SET PROBLEM - Without the images, write out the whole listing exactly.
---
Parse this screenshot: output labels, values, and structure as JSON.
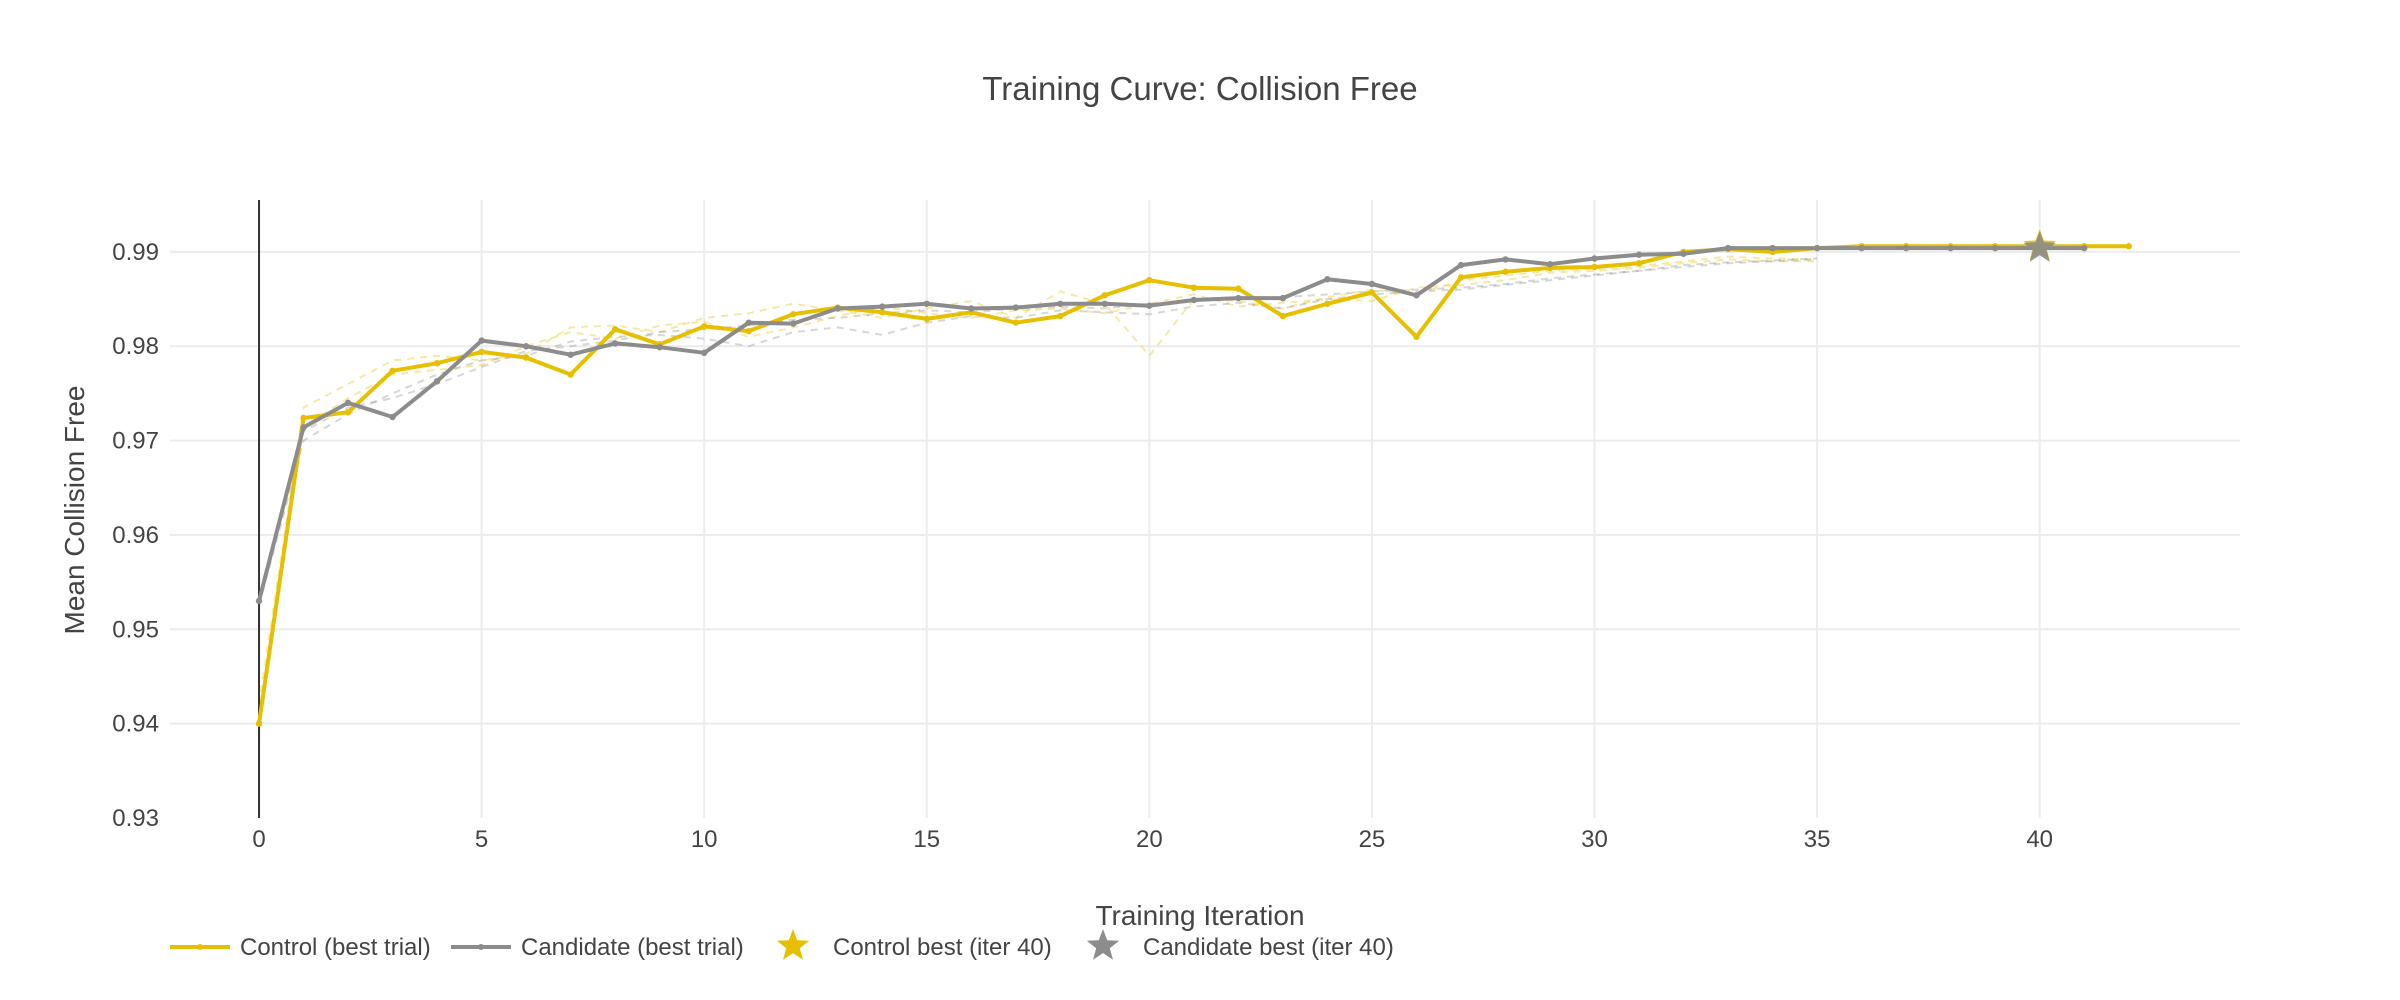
{
  "chart_data": {
    "type": "line",
    "title": "Training Curve: Collision Free",
    "xlabel": "Training Iteration",
    "ylabel": "Mean Collision Free",
    "xlim": [
      -2,
      44.5
    ],
    "ylim": [
      0.93,
      0.9955
    ],
    "xticks": [
      0,
      5,
      10,
      15,
      20,
      25,
      30,
      35,
      40
    ],
    "yticks": [
      0.93,
      0.94,
      0.95,
      0.96,
      0.97,
      0.98,
      0.99
    ],
    "grid": true,
    "legend_position": "bottom-left",
    "colors": {
      "control": "#e6bf00",
      "candidate": "#8c8c8c",
      "grid": "#ececec",
      "axis": "#333333",
      "text": "#444444"
    },
    "series": [
      {
        "name": "Control (best trial)",
        "key": "control",
        "x": [
          0,
          1,
          2,
          3,
          4,
          5,
          6,
          7,
          8,
          9,
          10,
          11,
          12,
          13,
          14,
          15,
          16,
          17,
          18,
          19,
          20,
          21,
          22,
          23,
          24,
          25,
          26,
          27,
          28,
          29,
          30,
          31,
          32,
          33,
          34,
          35,
          36,
          37,
          38,
          39,
          40,
          41,
          42
        ],
        "y": [
          0.94,
          0.9724,
          0.973,
          0.9774,
          0.9782,
          0.9794,
          0.9788,
          0.977,
          0.9818,
          0.9802,
          0.9821,
          0.9816,
          0.9834,
          0.9841,
          0.9836,
          0.9829,
          0.9836,
          0.9825,
          0.9832,
          0.9854,
          0.987,
          0.9862,
          0.9861,
          0.9832,
          0.9845,
          0.9857,
          0.981,
          0.9873,
          0.9879,
          0.9883,
          0.9884,
          0.9888,
          0.99,
          0.9903,
          0.99,
          0.9904,
          0.9906,
          0.9906,
          0.9906,
          0.9906,
          0.9906,
          0.9906,
          0.9906
        ]
      },
      {
        "name": "Candidate (best trial)",
        "key": "candidate",
        "x": [
          0,
          1,
          2,
          3,
          4,
          5,
          6,
          7,
          8,
          9,
          10,
          11,
          12,
          13,
          14,
          15,
          16,
          17,
          18,
          19,
          20,
          21,
          22,
          23,
          24,
          25,
          26,
          27,
          28,
          29,
          30,
          31,
          32,
          33,
          34,
          35,
          36,
          37,
          38,
          39,
          40,
          41
        ],
        "y": [
          0.953,
          0.9714,
          0.974,
          0.9725,
          0.9763,
          0.9806,
          0.98,
          0.9791,
          0.9803,
          0.9799,
          0.9793,
          0.9825,
          0.9824,
          0.984,
          0.9842,
          0.9845,
          0.984,
          0.9841,
          0.9845,
          0.9845,
          0.9843,
          0.9849,
          0.9851,
          0.9851,
          0.9871,
          0.9866,
          0.9854,
          0.9886,
          0.9892,
          0.9887,
          0.9893,
          0.9897,
          0.9898,
          0.9904,
          0.9904,
          0.9904,
          0.9904,
          0.9904,
          0.9904,
          0.9904,
          0.9904,
          0.9904
        ]
      }
    ],
    "faint_trials": [
      {
        "key": "control",
        "x": [
          0,
          1,
          2,
          3,
          4,
          5,
          6,
          7,
          8,
          9,
          10,
          11,
          12,
          13,
          14,
          15,
          16,
          17,
          18,
          19,
          20,
          21,
          22,
          23,
          24,
          25,
          26,
          27,
          28,
          29,
          30,
          31,
          32,
          33,
          34,
          35
        ],
        "y": [
          0.942,
          0.9735,
          0.976,
          0.9785,
          0.979,
          0.9785,
          0.9792,
          0.982,
          0.9822,
          0.9815,
          0.983,
          0.9835,
          0.9845,
          0.9838,
          0.983,
          0.984,
          0.9848,
          0.983,
          0.9858,
          0.9845,
          0.979,
          0.985,
          0.9848,
          0.984,
          0.9852,
          0.986,
          0.9855,
          0.987,
          0.9875,
          0.988,
          0.9882,
          0.9885,
          0.989,
          0.9895,
          0.9893,
          0.9892
        ]
      },
      {
        "key": "control",
        "x": [
          0,
          1,
          2,
          3,
          4,
          5,
          6,
          7,
          8,
          9,
          10,
          11,
          12,
          13,
          14,
          15,
          16,
          17,
          18,
          19,
          20,
          21,
          22,
          23,
          24,
          25,
          26,
          27,
          28,
          29,
          30,
          31,
          32,
          33,
          34,
          35
        ],
        "y": [
          0.941,
          0.9715,
          0.9745,
          0.977,
          0.9775,
          0.978,
          0.98,
          0.9815,
          0.9808,
          0.9822,
          0.9826,
          0.981,
          0.982,
          0.9832,
          0.9842,
          0.9835,
          0.983,
          0.9838,
          0.984,
          0.9835,
          0.9845,
          0.9855,
          0.9842,
          0.9846,
          0.985,
          0.9848,
          0.9862,
          0.9865,
          0.987,
          0.9878,
          0.988,
          0.9883,
          0.9888,
          0.9892,
          0.989,
          0.989
        ]
      },
      {
        "key": "candidate",
        "x": [
          0,
          1,
          2,
          3,
          4,
          5,
          6,
          7,
          8,
          9,
          10,
          11,
          12,
          13,
          14,
          15,
          16,
          17,
          18,
          19,
          20,
          21,
          22,
          23,
          24,
          25,
          26,
          27,
          28,
          29,
          30,
          31,
          32,
          33,
          34,
          35
        ],
        "y": [
          0.9525,
          0.97,
          0.9728,
          0.975,
          0.977,
          0.9785,
          0.979,
          0.9805,
          0.981,
          0.9812,
          0.9808,
          0.98,
          0.9815,
          0.982,
          0.9812,
          0.9825,
          0.9832,
          0.983,
          0.9838,
          0.9836,
          0.9834,
          0.9842,
          0.9846,
          0.984,
          0.985,
          0.9855,
          0.9858,
          0.986,
          0.9865,
          0.987,
          0.9875,
          0.988,
          0.9884,
          0.9888,
          0.989,
          0.9892
        ]
      },
      {
        "key": "candidate",
        "x": [
          0,
          1,
          2,
          3,
          4,
          5,
          6,
          7,
          8,
          9,
          10,
          11,
          12,
          13,
          14,
          15,
          16,
          17,
          18,
          19,
          20,
          21,
          22,
          23,
          24,
          25,
          26,
          27,
          28,
          29,
          30,
          31,
          32,
          33,
          34,
          35
        ],
        "y": [
          0.9532,
          0.971,
          0.9735,
          0.9745,
          0.976,
          0.9778,
          0.9795,
          0.98,
          0.9806,
          0.9815,
          0.9818,
          0.9822,
          0.9828,
          0.983,
          0.9835,
          0.9838,
          0.9836,
          0.984,
          0.9842,
          0.984,
          0.9845,
          0.9848,
          0.985,
          0.9852,
          0.9855,
          0.9858,
          0.986,
          0.9862,
          0.9866,
          0.9872,
          0.9876,
          0.988,
          0.9886,
          0.9889,
          0.9891,
          0.9893
        ]
      }
    ],
    "best_markers": [
      {
        "name": "Control best (iter 40)",
        "key": "control",
        "x": 40,
        "y": 0.9906
      },
      {
        "name": "Candidate best (iter 40)",
        "key": "candidate",
        "x": 40,
        "y": 0.9904
      }
    ]
  }
}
---
EXERCISE RESPONSE -
Parse this screenshot: output labels, values, and structure as JSON.
{
  "chart_data": {
    "type": "line",
    "title": "Training Curve: Collision Free",
    "xlabel": "Training Iteration",
    "ylabel": "Mean Collision Free",
    "xlim": [
      -2,
      44.5
    ],
    "ylim": [
      0.93,
      0.9955
    ],
    "xticks": [
      0,
      5,
      10,
      15,
      20,
      25,
      30,
      35,
      40
    ],
    "yticks": [
      0.93,
      0.94,
      0.95,
      0.96,
      0.97,
      0.98,
      0.99
    ],
    "grid": true,
    "legend_position": "bottom-left",
    "colors": {
      "control": "#e6bf00",
      "candidate": "#8c8c8c",
      "grid": "#ececec",
      "axis": "#333333",
      "text": "#444444"
    },
    "series": [
      {
        "name": "Control (best trial)",
        "key": "control",
        "x": [
          0,
          1,
          2,
          3,
          4,
          5,
          6,
          7,
          8,
          9,
          10,
          11,
          12,
          13,
          14,
          15,
          16,
          17,
          18,
          19,
          20,
          21,
          22,
          23,
          24,
          25,
          26,
          27,
          28,
          29,
          30,
          31,
          32,
          33,
          34,
          35,
          36,
          37,
          38,
          39,
          40,
          41,
          42
        ],
        "y": [
          0.94,
          0.9724,
          0.973,
          0.9774,
          0.9782,
          0.9794,
          0.9788,
          0.977,
          0.9818,
          0.9802,
          0.9821,
          0.9816,
          0.9834,
          0.9841,
          0.9836,
          0.9829,
          0.9836,
          0.9825,
          0.9832,
          0.9854,
          0.987,
          0.9862,
          0.9861,
          0.9832,
          0.9845,
          0.9857,
          0.981,
          0.9873,
          0.9879,
          0.9883,
          0.9884,
          0.9888,
          0.99,
          0.9903,
          0.99,
          0.9904,
          0.9906,
          0.9906,
          0.9906,
          0.9906,
          0.9906,
          0.9906,
          0.9906
        ]
      },
      {
        "name": "Candidate (best trial)",
        "key": "candidate",
        "x": [
          0,
          1,
          2,
          3,
          4,
          5,
          6,
          7,
          8,
          9,
          10,
          11,
          12,
          13,
          14,
          15,
          16,
          17,
          18,
          19,
          20,
          21,
          22,
          23,
          24,
          25,
          26,
          27,
          28,
          29,
          30,
          31,
          32,
          33,
          34,
          35,
          36,
          37,
          38,
          39,
          40,
          41
        ],
        "y": [
          0.953,
          0.9714,
          0.974,
          0.9725,
          0.9763,
          0.9806,
          0.98,
          0.9791,
          0.9803,
          0.9799,
          0.9793,
          0.9825,
          0.9824,
          0.984,
          0.9842,
          0.9845,
          0.984,
          0.9841,
          0.9845,
          0.9845,
          0.9843,
          0.9849,
          0.9851,
          0.9851,
          0.9871,
          0.9866,
          0.9854,
          0.9886,
          0.9892,
          0.9887,
          0.9893,
          0.9897,
          0.9898,
          0.9904,
          0.9904,
          0.9904,
          0.9904,
          0.9904,
          0.9904,
          0.9904,
          0.9904,
          0.9904
        ]
      }
    ],
    "faint_trials": [
      {
        "key": "control",
        "x": [
          0,
          1,
          2,
          3,
          4,
          5,
          6,
          7,
          8,
          9,
          10,
          11,
          12,
          13,
          14,
          15,
          16,
          17,
          18,
          19,
          20,
          21,
          22,
          23,
          24,
          25,
          26,
          27,
          28,
          29,
          30,
          31,
          32,
          33,
          34,
          35
        ],
        "y": [
          0.942,
          0.9735,
          0.976,
          0.9785,
          0.979,
          0.9785,
          0.9792,
          0.982,
          0.9822,
          0.9815,
          0.983,
          0.9835,
          0.9845,
          0.9838,
          0.983,
          0.984,
          0.9848,
          0.983,
          0.9858,
          0.9845,
          0.979,
          0.985,
          0.9848,
          0.984,
          0.9852,
          0.986,
          0.9855,
          0.987,
          0.9875,
          0.988,
          0.9882,
          0.9885,
          0.989,
          0.9895,
          0.9893,
          0.9892
        ]
      },
      {
        "key": "control",
        "x": [
          0,
          1,
          2,
          3,
          4,
          5,
          6,
          7,
          8,
          9,
          10,
          11,
          12,
          13,
          14,
          15,
          16,
          17,
          18,
          19,
          20,
          21,
          22,
          23,
          24,
          25,
          26,
          27,
          28,
          29,
          30,
          31,
          32,
          33,
          34,
          35
        ],
        "y": [
          0.941,
          0.9715,
          0.9745,
          0.977,
          0.9775,
          0.978,
          0.98,
          0.9815,
          0.9808,
          0.9822,
          0.9826,
          0.981,
          0.982,
          0.9832,
          0.9842,
          0.9835,
          0.983,
          0.9838,
          0.984,
          0.9835,
          0.9845,
          0.9855,
          0.9842,
          0.9846,
          0.985,
          0.9848,
          0.9862,
          0.9865,
          0.987,
          0.9878,
          0.988,
          0.9883,
          0.9888,
          0.9892,
          0.989,
          0.989
        ]
      },
      {
        "key": "candidate",
        "x": [
          0,
          1,
          2,
          3,
          4,
          5,
          6,
          7,
          8,
          9,
          10,
          11,
          12,
          13,
          14,
          15,
          16,
          17,
          18,
          19,
          20,
          21,
          22,
          23,
          24,
          25,
          26,
          27,
          28,
          29,
          30,
          31,
          32,
          33,
          34,
          35
        ],
        "y": [
          0.9525,
          0.97,
          0.9728,
          0.975,
          0.977,
          0.9785,
          0.979,
          0.9805,
          0.981,
          0.9812,
          0.9808,
          0.98,
          0.9815,
          0.982,
          0.9812,
          0.9825,
          0.9832,
          0.983,
          0.9838,
          0.9836,
          0.9834,
          0.9842,
          0.9846,
          0.984,
          0.985,
          0.9855,
          0.9858,
          0.986,
          0.9865,
          0.987,
          0.9875,
          0.988,
          0.9884,
          0.9888,
          0.989,
          0.9892
        ]
      },
      {
        "key": "candidate",
        "x": [
          0,
          1,
          2,
          3,
          4,
          5,
          6,
          7,
          8,
          9,
          10,
          11,
          12,
          13,
          14,
          15,
          16,
          17,
          18,
          19,
          20,
          21,
          22,
          23,
          24,
          25,
          26,
          27,
          28,
          29,
          30,
          31,
          32,
          33,
          34,
          35
        ],
        "y": [
          0.9532,
          0.971,
          0.9735,
          0.9745,
          0.976,
          0.9778,
          0.9795,
          0.98,
          0.9806,
          0.9815,
          0.9818,
          0.9822,
          0.9828,
          0.983,
          0.9835,
          0.9838,
          0.9836,
          0.984,
          0.9842,
          0.984,
          0.9845,
          0.9848,
          0.985,
          0.9852,
          0.9855,
          0.9858,
          0.986,
          0.9862,
          0.9866,
          0.9872,
          0.9876,
          0.988,
          0.9886,
          0.9889,
          0.9891,
          0.9893
        ]
      }
    ],
    "best_markers": [
      {
        "name": "Control best (iter 40)",
        "key": "control",
        "x": 40,
        "y": 0.9906
      },
      {
        "name": "Candidate best (iter 40)",
        "key": "candidate",
        "x": 40,
        "y": 0.9904
      }
    ]
  }
}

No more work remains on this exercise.